Record list:

□ □ □ □

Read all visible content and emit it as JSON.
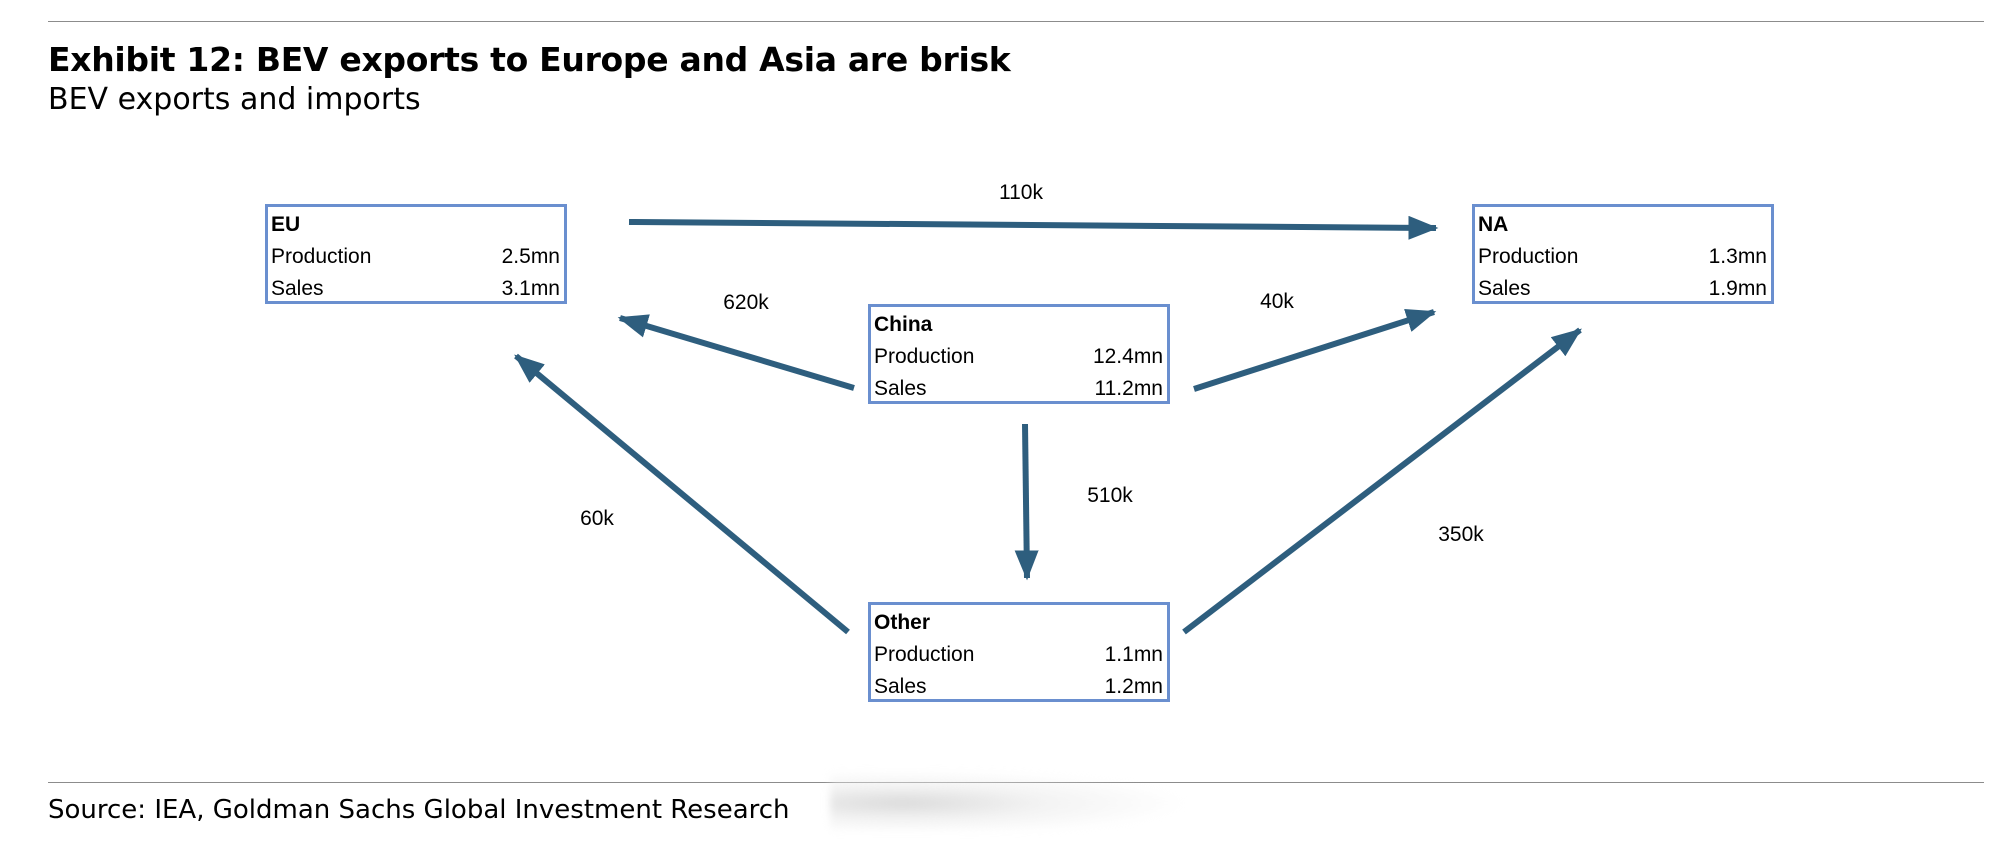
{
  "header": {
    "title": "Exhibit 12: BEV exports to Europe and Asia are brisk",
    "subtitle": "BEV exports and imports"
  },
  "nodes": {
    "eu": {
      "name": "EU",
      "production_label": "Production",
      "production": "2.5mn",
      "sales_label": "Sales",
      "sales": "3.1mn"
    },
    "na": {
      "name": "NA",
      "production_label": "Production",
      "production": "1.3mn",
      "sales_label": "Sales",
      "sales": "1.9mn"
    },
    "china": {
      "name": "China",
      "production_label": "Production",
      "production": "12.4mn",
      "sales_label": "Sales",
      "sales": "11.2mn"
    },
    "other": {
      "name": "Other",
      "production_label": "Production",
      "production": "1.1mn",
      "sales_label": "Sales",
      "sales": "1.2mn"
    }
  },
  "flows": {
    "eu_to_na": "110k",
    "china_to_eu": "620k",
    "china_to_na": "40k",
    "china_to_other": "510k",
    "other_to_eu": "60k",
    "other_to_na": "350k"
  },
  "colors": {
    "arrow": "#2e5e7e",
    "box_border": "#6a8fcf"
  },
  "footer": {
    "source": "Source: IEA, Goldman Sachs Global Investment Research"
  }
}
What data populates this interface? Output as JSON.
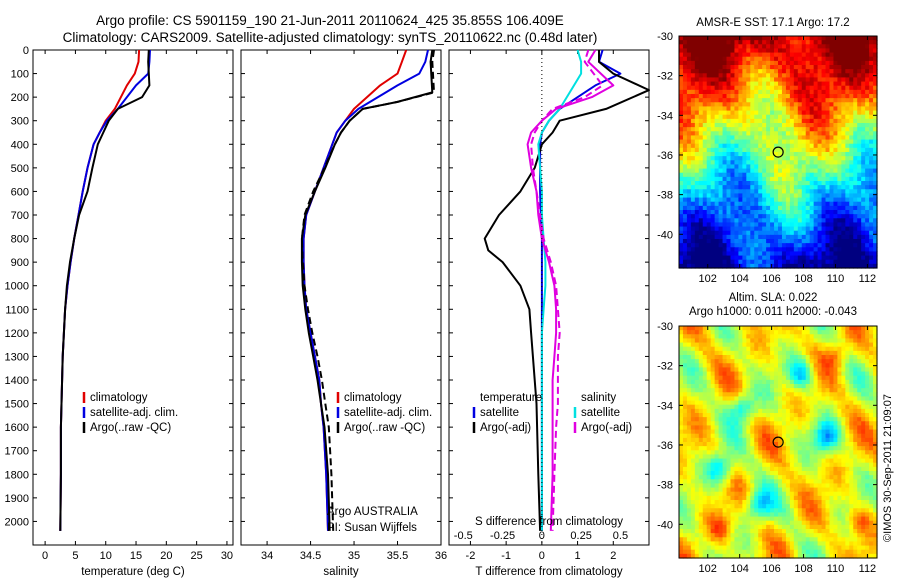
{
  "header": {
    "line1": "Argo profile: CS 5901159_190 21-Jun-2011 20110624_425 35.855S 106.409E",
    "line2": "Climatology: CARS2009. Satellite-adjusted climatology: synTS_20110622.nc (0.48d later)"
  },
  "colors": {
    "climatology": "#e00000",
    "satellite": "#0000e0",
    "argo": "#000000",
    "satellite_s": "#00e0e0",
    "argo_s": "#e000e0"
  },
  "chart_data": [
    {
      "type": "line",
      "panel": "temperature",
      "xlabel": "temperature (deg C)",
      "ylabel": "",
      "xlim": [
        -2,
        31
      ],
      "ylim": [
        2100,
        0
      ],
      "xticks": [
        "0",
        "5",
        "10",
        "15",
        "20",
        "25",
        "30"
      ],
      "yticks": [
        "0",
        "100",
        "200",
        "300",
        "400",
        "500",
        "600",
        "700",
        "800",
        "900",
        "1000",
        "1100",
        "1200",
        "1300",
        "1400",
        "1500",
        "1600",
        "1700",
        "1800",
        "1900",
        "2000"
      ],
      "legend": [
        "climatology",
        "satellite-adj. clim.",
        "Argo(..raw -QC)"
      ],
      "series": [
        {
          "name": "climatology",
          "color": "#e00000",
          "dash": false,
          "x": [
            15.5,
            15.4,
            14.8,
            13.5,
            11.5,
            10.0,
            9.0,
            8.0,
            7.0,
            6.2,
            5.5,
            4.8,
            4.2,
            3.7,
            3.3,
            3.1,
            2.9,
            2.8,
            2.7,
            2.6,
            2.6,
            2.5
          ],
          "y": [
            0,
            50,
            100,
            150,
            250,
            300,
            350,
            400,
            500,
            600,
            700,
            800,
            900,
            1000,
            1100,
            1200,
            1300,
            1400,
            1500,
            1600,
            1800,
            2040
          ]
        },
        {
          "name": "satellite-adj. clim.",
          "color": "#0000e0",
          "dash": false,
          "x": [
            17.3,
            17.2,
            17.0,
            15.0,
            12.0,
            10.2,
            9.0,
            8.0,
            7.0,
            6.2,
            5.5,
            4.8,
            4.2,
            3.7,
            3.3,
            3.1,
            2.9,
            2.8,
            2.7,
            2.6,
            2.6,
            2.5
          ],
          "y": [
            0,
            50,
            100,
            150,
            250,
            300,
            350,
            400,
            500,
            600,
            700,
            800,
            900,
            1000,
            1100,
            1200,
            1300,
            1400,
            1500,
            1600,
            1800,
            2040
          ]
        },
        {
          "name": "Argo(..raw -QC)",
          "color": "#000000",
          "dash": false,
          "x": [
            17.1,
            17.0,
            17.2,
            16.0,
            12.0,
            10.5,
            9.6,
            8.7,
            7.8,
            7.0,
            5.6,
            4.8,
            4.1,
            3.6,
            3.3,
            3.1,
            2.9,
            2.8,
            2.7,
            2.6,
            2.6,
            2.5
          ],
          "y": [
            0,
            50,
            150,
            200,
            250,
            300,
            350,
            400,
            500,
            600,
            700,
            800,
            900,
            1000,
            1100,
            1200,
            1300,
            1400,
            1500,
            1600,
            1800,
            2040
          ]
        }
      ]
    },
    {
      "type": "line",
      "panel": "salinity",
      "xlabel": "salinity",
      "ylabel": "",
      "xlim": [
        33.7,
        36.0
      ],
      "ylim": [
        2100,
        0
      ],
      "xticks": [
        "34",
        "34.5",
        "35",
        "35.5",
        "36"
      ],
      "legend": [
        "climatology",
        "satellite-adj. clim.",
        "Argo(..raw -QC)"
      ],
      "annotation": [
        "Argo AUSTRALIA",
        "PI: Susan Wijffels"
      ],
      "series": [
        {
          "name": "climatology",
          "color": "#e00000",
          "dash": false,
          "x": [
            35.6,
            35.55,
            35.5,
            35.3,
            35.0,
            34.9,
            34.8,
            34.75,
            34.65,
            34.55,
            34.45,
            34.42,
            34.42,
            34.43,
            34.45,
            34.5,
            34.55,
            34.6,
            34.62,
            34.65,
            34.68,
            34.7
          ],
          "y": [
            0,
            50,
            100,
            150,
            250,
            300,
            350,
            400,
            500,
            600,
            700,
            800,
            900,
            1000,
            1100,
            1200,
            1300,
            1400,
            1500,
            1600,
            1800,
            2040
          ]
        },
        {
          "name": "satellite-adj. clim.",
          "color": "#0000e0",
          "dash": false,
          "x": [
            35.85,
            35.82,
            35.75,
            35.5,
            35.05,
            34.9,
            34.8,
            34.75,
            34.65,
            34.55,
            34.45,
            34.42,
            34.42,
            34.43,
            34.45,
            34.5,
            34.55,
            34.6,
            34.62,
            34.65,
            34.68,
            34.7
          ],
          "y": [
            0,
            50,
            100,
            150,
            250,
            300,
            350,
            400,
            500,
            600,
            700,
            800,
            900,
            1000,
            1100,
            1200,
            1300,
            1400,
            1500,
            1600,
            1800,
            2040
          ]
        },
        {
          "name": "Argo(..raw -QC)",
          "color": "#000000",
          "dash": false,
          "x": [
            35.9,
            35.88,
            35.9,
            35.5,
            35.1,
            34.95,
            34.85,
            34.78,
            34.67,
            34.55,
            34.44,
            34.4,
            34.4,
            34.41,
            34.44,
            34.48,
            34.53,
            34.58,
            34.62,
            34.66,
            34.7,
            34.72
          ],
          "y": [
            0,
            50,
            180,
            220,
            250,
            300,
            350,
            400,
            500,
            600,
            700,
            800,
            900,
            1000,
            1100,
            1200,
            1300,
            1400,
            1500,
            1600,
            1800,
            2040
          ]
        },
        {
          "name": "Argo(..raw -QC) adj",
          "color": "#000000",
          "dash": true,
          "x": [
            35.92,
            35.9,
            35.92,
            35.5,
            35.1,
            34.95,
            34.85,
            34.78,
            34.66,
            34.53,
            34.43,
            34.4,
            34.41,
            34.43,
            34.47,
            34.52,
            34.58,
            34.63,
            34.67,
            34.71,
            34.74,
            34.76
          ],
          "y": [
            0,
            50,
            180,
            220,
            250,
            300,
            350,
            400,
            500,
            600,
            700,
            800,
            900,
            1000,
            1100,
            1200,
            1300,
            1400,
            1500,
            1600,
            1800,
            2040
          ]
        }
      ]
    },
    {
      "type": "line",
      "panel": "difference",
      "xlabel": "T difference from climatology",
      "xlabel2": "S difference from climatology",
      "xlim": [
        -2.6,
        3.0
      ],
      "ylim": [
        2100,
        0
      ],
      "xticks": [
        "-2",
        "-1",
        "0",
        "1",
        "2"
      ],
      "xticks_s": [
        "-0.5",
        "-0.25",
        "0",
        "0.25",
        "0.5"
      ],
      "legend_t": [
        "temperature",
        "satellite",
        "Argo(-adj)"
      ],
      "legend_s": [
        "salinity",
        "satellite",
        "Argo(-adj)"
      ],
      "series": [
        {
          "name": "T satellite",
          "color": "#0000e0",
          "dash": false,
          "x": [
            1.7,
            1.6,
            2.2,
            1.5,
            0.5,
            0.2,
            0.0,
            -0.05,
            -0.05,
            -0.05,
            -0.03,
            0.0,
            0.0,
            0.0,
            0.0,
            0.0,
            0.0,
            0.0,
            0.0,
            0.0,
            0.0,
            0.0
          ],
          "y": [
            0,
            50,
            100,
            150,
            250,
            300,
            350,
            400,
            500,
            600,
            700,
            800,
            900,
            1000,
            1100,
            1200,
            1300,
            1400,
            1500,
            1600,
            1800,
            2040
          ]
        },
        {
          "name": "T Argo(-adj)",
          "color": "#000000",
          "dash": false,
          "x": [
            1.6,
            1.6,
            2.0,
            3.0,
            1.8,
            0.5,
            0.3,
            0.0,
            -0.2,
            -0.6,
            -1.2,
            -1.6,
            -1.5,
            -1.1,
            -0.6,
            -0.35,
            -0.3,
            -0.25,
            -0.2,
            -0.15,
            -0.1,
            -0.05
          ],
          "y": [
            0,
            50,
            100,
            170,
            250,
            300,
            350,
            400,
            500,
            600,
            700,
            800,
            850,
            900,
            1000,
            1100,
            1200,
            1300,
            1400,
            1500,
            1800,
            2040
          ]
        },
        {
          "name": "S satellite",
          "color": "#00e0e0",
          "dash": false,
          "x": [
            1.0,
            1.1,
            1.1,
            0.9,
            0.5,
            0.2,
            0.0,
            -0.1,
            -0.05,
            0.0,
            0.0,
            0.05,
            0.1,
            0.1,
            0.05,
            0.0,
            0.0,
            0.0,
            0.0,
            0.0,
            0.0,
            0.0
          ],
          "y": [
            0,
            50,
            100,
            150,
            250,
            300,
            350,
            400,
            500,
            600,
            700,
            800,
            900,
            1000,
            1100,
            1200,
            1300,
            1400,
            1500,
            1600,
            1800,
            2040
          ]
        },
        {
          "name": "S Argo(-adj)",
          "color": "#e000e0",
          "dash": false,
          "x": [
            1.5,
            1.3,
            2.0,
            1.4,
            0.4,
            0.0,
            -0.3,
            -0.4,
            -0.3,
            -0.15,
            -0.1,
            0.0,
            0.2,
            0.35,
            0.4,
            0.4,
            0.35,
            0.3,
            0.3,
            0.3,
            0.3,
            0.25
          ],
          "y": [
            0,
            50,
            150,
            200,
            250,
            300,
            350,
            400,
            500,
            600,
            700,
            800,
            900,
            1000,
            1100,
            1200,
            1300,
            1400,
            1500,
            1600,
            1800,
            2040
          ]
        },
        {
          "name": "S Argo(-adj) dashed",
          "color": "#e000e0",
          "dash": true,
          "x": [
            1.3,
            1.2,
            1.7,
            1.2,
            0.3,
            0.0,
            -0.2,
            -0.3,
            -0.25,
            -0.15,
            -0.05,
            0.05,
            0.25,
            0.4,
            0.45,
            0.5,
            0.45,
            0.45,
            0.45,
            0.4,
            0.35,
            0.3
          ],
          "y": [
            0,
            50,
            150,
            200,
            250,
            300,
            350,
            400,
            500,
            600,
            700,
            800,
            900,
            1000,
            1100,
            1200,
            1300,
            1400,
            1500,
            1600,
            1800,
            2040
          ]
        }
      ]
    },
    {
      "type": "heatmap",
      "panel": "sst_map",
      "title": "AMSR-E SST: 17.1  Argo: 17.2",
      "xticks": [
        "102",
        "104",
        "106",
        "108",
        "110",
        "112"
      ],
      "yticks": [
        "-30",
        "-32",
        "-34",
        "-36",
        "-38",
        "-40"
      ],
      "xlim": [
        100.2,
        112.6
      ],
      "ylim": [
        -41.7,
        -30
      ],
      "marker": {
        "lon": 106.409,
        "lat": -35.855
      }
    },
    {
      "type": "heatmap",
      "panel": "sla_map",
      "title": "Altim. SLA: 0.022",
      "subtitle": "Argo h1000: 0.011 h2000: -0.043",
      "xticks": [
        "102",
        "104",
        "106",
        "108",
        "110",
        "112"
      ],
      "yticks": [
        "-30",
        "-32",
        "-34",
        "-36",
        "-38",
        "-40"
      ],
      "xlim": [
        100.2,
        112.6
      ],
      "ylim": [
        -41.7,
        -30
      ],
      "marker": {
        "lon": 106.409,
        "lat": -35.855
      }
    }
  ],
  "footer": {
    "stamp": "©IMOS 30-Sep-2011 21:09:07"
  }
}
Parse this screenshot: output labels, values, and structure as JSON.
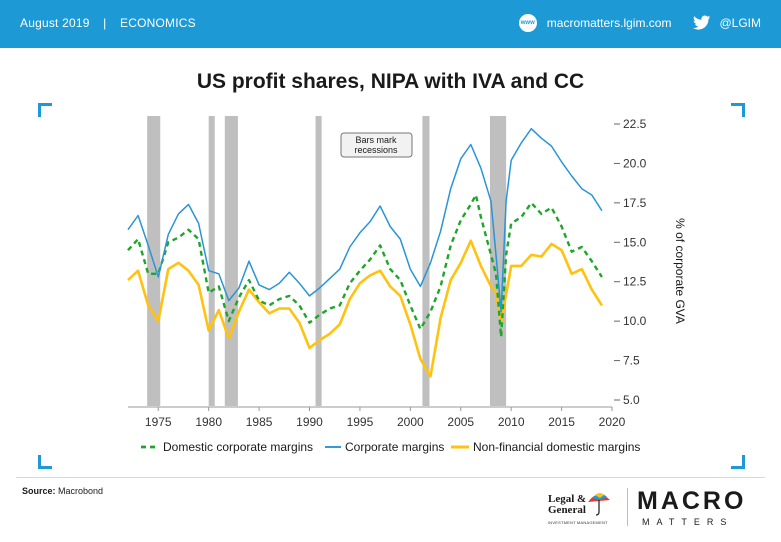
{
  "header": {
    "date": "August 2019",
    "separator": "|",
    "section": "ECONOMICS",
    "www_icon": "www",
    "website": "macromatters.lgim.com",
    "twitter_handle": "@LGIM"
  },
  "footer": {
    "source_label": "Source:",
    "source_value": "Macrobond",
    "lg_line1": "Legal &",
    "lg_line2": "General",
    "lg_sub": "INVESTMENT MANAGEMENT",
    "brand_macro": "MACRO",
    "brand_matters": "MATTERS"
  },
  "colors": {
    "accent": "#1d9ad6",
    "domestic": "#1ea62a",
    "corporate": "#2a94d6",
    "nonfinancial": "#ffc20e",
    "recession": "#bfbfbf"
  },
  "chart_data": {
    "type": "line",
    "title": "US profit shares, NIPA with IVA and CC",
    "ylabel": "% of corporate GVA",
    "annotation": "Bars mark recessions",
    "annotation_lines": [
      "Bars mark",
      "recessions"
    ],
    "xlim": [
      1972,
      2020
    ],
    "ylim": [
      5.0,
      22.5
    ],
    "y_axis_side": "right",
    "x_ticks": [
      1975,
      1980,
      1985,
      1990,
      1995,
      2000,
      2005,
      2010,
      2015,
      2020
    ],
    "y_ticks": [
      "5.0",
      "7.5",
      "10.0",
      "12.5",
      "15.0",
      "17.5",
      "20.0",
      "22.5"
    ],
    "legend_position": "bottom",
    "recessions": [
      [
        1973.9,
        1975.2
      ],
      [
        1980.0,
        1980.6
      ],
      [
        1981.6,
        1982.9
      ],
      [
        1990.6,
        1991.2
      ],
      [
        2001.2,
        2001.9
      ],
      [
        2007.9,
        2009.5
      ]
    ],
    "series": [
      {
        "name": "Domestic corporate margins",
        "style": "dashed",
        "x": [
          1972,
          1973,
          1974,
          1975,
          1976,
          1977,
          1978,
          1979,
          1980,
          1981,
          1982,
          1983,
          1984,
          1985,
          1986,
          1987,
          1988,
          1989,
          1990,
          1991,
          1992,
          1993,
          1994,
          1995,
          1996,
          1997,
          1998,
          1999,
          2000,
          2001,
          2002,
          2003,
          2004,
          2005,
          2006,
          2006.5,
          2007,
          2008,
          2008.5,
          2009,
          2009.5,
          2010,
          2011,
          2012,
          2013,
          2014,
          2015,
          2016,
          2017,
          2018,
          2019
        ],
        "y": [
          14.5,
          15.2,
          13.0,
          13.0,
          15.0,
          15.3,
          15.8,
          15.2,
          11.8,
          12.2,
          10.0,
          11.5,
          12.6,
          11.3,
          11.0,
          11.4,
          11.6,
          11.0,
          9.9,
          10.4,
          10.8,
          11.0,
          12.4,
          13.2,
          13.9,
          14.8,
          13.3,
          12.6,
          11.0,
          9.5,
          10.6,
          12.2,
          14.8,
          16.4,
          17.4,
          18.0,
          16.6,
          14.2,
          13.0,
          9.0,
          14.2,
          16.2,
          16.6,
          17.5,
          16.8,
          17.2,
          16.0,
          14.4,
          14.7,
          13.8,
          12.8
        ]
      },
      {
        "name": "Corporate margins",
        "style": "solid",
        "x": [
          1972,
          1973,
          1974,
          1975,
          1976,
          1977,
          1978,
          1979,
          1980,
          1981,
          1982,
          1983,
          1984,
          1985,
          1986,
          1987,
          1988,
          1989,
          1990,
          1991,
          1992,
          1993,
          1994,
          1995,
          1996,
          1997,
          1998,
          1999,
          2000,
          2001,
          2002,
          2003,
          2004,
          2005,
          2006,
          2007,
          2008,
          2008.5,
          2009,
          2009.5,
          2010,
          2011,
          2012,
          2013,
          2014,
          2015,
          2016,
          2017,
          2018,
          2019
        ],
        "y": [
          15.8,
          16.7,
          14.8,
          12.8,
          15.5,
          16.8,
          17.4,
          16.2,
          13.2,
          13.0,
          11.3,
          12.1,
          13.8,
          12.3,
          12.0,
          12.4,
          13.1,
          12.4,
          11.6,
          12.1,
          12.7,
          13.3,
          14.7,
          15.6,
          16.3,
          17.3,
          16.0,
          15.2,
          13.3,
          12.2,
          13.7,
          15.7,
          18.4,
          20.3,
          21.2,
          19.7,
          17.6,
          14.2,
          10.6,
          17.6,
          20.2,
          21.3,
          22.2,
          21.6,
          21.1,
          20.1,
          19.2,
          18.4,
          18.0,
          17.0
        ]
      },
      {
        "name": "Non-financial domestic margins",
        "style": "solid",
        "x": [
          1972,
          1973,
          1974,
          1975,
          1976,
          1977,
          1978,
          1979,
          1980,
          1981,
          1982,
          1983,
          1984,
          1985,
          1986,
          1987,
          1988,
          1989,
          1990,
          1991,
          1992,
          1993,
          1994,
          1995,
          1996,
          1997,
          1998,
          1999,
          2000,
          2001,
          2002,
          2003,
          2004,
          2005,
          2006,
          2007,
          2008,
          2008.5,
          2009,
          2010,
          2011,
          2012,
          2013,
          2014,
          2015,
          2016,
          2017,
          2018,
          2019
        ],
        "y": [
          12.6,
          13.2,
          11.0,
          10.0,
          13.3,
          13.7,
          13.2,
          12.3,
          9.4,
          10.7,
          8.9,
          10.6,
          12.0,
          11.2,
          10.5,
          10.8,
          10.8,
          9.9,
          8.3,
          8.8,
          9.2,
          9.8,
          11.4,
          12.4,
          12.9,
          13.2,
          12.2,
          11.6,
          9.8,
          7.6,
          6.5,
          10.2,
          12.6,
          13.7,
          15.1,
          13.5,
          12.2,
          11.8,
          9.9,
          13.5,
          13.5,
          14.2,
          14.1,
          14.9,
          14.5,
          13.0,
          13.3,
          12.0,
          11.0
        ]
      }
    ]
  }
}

□ □ □ □

Challenge:
From the material above, count the lines that include "margins" and give only the total.

Full output:
3